#### [PROBLEM REQUIREMENTS]
Reproduce the material in full, unchanged.

#### [TASK DATA]
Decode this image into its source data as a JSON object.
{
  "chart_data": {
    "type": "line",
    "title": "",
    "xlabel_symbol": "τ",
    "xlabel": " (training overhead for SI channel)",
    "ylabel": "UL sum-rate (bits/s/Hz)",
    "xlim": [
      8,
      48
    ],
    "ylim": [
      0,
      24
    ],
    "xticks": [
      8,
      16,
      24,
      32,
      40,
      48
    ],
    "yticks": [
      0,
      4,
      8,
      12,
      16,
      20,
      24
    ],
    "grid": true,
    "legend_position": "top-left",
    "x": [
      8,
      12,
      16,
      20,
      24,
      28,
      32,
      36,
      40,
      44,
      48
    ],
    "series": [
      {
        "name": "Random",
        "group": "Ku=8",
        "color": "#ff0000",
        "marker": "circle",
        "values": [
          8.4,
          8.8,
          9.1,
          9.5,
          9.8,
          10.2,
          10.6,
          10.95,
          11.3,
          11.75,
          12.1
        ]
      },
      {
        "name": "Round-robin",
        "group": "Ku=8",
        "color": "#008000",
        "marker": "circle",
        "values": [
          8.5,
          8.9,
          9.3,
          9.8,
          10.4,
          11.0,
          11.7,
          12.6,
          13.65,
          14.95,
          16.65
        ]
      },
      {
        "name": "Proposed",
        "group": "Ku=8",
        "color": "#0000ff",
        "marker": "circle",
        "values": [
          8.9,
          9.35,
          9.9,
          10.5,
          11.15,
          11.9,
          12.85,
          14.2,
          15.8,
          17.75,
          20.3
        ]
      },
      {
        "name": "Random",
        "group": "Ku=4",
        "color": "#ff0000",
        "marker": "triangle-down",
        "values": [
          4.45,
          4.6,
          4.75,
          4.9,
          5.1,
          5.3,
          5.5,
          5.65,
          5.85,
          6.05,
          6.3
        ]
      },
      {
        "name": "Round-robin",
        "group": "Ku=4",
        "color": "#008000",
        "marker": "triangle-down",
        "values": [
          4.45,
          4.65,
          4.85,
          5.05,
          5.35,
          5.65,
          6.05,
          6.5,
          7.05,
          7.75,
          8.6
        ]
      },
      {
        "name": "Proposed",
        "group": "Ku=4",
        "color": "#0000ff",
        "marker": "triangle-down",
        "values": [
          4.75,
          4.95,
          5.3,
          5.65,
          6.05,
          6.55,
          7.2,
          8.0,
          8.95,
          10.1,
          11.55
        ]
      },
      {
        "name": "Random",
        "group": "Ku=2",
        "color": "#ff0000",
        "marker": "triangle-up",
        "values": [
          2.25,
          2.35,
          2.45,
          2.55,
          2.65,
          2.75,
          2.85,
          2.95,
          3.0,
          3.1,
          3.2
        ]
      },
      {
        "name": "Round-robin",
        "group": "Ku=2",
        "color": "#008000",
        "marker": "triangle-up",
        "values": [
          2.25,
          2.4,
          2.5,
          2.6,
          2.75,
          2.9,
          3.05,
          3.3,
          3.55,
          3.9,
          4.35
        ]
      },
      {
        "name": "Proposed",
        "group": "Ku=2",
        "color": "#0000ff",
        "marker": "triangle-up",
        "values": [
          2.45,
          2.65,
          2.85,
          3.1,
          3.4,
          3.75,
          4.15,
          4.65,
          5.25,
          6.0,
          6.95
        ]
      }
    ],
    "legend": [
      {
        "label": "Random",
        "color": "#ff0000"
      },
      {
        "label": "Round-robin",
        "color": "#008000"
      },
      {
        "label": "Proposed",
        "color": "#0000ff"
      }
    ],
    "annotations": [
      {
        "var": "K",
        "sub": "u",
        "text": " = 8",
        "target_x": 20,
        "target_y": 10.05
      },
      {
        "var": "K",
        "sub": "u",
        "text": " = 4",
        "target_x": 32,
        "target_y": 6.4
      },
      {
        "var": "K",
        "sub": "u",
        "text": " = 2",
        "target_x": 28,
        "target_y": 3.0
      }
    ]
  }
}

#### [RIGHT ANSWER]
Decode this image into its source data as a JSON object.
{
  "chart_data": {
    "type": "line",
    "title": "",
    "xlabel_symbol": "τ",
    "xlabel": " (training overhead for SI channel)",
    "ylabel": "UL sum-rate (bits/s/Hz)",
    "xlim": [
      8,
      48
    ],
    "ylim": [
      0,
      24
    ],
    "xticks": [
      8,
      16,
      24,
      32,
      40,
      48
    ],
    "yticks": [
      0,
      4,
      8,
      12,
      16,
      20,
      24
    ],
    "grid": true,
    "legend_position": "top-left",
    "x": [
      8,
      12,
      16,
      20,
      24,
      28,
      32,
      36,
      40,
      44,
      48
    ],
    "series": [
      {
        "name": "Random",
        "group": "Ku=8",
        "color": "#ff0000",
        "marker": "circle",
        "values": [
          8.4,
          8.8,
          9.1,
          9.5,
          9.8,
          10.2,
          10.6,
          10.95,
          11.3,
          11.75,
          12.1
        ]
      },
      {
        "name": "Round-robin",
        "group": "Ku=8",
        "color": "#008000",
        "marker": "circle",
        "values": [
          8.5,
          8.9,
          9.3,
          9.8,
          10.4,
          11.0,
          11.7,
          12.6,
          13.65,
          14.95,
          16.65
        ]
      },
      {
        "name": "Proposed",
        "group": "Ku=8",
        "color": "#0000ff",
        "marker": "circle",
        "values": [
          8.9,
          9.35,
          9.9,
          10.5,
          11.15,
          11.9,
          12.85,
          14.2,
          15.8,
          17.75,
          20.3
        ]
      },
      {
        "name": "Random",
        "group": "Ku=4",
        "color": "#ff0000",
        "marker": "triangle-down",
        "values": [
          4.45,
          4.6,
          4.75,
          4.9,
          5.1,
          5.3,
          5.5,
          5.65,
          5.85,
          6.05,
          6.3
        ]
      },
      {
        "name": "Round-robin",
        "group": "Ku=4",
        "color": "#008000",
        "marker": "triangle-down",
        "values": [
          4.45,
          4.65,
          4.85,
          5.05,
          5.35,
          5.65,
          6.05,
          6.5,
          7.05,
          7.75,
          8.6
        ]
      },
      {
        "name": "Proposed",
        "group": "Ku=4",
        "color": "#0000ff",
        "marker": "triangle-down",
        "values": [
          4.75,
          4.95,
          5.3,
          5.65,
          6.05,
          6.55,
          7.2,
          8.0,
          8.95,
          10.1,
          11.55
        ]
      },
      {
        "name": "Random",
        "group": "Ku=2",
        "color": "#ff0000",
        "marker": "triangle-up",
        "values": [
          2.25,
          2.35,
          2.45,
          2.55,
          2.65,
          2.75,
          2.85,
          2.95,
          3.0,
          3.1,
          3.2
        ]
      },
      {
        "name": "Round-robin",
        "group": "Ku=2",
        "color": "#008000",
        "marker": "triangle-up",
        "values": [
          2.25,
          2.4,
          2.5,
          2.6,
          2.75,
          2.9,
          3.05,
          3.3,
          3.55,
          3.9,
          4.35
        ]
      },
      {
        "name": "Proposed",
        "group": "Ku=2",
        "color": "#0000ff",
        "marker": "triangle-up",
        "values": [
          2.45,
          2.65,
          2.85,
          3.1,
          3.4,
          3.75,
          4.15,
          4.65,
          5.25,
          6.0,
          6.95
        ]
      }
    ],
    "legend": [
      {
        "label": "Random",
        "color": "#ff0000"
      },
      {
        "label": "Round-robin",
        "color": "#008000"
      },
      {
        "label": "Proposed",
        "color": "#0000ff"
      }
    ],
    "annotations": [
      {
        "var": "K",
        "sub": "u",
        "text": " = 8",
        "target_x": 20,
        "target_y": 10.05
      },
      {
        "var": "K",
        "sub": "u",
        "text": " = 4",
        "target_x": 32,
        "target_y": 6.4
      },
      {
        "var": "K",
        "sub": "u",
        "text": " = 2",
        "target_x": 28,
        "target_y": 3.0
      }
    ]
  }
}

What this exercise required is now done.